■ **Task to carry out**: Take each line that has the word "true" and return it.

[Some records]
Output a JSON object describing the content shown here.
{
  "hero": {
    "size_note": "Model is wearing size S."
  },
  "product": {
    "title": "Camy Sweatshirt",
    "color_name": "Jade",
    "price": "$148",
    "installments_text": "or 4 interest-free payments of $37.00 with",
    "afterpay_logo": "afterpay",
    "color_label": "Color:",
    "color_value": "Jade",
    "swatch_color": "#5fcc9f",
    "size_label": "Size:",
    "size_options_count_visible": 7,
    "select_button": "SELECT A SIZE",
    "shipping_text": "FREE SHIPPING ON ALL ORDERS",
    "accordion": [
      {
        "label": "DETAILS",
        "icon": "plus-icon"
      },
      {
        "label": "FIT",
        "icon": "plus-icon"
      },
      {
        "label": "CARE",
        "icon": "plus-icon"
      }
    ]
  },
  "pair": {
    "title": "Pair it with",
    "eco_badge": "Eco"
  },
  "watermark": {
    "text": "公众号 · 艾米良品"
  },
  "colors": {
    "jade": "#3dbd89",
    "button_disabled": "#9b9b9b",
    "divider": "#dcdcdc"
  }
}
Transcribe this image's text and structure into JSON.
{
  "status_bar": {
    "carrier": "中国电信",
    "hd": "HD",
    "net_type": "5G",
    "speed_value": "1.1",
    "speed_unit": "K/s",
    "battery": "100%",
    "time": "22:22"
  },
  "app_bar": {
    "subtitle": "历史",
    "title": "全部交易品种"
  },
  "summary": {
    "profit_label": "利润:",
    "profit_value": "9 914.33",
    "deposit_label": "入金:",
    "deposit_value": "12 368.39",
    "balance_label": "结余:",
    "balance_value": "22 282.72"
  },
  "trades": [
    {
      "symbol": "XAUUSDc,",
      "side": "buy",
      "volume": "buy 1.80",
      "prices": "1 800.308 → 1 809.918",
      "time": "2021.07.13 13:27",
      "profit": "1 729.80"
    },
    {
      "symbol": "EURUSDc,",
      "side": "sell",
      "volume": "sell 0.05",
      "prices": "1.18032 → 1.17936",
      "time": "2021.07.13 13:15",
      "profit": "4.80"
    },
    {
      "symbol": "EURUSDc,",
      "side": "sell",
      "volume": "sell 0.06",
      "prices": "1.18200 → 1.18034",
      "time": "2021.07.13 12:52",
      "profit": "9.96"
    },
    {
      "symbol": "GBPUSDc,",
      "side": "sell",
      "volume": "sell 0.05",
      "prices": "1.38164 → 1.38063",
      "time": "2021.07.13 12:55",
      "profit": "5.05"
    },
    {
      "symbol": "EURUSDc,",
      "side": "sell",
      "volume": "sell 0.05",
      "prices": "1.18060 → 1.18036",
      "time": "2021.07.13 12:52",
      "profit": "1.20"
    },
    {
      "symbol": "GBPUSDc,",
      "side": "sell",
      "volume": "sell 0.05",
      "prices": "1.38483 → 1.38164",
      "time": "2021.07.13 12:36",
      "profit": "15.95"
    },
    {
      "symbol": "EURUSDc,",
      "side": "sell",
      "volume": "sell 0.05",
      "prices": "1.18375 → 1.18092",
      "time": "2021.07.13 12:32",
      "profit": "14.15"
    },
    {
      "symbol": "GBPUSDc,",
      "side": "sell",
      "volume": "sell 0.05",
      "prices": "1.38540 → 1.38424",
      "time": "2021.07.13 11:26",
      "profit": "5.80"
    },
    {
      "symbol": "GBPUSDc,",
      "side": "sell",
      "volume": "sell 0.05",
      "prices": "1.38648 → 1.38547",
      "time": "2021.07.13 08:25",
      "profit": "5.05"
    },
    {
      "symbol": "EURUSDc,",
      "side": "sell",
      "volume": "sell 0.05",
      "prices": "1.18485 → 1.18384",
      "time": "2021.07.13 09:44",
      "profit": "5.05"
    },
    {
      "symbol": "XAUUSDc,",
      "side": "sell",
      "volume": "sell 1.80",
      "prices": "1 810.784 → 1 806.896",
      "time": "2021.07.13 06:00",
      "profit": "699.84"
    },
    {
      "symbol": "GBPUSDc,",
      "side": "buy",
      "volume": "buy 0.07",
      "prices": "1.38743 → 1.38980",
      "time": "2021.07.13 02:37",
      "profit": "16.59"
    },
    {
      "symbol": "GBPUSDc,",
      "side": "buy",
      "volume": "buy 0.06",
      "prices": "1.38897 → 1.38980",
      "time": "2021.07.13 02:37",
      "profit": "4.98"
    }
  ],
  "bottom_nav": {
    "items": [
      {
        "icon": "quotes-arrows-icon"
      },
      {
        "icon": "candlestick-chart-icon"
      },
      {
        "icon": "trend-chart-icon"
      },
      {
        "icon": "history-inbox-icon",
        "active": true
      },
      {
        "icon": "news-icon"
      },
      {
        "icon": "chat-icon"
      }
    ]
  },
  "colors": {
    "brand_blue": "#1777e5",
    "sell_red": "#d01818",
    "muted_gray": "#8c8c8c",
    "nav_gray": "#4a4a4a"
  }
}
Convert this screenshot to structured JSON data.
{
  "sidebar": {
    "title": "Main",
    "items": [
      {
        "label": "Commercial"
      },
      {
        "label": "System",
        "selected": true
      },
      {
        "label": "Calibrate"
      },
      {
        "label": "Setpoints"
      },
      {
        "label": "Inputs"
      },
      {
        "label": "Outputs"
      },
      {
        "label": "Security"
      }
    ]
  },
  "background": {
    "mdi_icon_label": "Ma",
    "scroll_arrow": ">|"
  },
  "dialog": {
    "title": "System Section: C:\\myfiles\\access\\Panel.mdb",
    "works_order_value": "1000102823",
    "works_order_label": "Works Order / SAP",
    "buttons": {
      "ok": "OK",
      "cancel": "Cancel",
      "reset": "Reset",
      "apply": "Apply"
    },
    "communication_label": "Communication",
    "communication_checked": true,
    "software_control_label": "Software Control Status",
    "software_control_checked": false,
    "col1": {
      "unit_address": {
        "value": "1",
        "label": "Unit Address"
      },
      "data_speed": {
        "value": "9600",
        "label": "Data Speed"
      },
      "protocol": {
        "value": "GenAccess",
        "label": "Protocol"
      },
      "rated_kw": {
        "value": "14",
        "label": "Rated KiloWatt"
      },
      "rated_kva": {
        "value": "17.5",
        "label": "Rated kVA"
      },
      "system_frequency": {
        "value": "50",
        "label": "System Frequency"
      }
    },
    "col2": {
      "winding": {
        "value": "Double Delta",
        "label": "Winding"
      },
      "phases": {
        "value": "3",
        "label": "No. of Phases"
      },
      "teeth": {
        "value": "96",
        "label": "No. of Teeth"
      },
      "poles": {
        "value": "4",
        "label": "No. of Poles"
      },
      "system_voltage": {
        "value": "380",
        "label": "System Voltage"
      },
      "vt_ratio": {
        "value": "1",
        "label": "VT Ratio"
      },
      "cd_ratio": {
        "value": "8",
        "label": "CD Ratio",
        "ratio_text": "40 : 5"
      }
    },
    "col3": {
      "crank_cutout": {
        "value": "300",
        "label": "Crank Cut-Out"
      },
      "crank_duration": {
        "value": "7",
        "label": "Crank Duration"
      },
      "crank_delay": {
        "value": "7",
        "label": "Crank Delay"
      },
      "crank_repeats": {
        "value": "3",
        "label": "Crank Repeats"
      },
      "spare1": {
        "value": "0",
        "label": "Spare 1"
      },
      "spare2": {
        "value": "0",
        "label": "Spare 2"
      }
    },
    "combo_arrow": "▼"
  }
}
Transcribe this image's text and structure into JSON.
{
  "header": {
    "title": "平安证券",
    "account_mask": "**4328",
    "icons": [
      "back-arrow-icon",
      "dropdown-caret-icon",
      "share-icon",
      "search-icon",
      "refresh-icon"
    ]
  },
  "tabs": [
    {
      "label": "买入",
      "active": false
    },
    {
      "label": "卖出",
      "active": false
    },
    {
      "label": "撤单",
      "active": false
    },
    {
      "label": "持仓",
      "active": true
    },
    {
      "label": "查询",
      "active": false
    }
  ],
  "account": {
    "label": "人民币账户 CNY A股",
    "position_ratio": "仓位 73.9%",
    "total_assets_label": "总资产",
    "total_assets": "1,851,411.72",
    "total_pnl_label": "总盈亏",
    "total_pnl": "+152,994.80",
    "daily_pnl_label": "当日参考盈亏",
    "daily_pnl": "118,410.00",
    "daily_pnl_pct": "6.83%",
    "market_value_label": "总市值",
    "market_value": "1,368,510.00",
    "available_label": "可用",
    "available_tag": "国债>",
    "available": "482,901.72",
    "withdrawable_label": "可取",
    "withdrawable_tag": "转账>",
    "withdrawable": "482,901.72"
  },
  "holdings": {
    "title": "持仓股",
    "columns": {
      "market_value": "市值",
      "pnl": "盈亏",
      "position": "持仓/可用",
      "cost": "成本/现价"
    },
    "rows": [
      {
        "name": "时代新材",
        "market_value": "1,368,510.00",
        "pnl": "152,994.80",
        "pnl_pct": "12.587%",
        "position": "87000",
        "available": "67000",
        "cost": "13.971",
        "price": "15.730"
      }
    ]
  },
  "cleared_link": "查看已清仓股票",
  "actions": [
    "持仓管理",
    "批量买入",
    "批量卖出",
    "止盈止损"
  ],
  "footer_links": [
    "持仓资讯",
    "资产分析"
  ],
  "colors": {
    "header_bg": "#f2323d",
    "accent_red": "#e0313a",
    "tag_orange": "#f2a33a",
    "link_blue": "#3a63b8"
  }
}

■ **Response to this exercise**:
        "active": true
        "selected": true
    "communication_checked": true,
      "active": true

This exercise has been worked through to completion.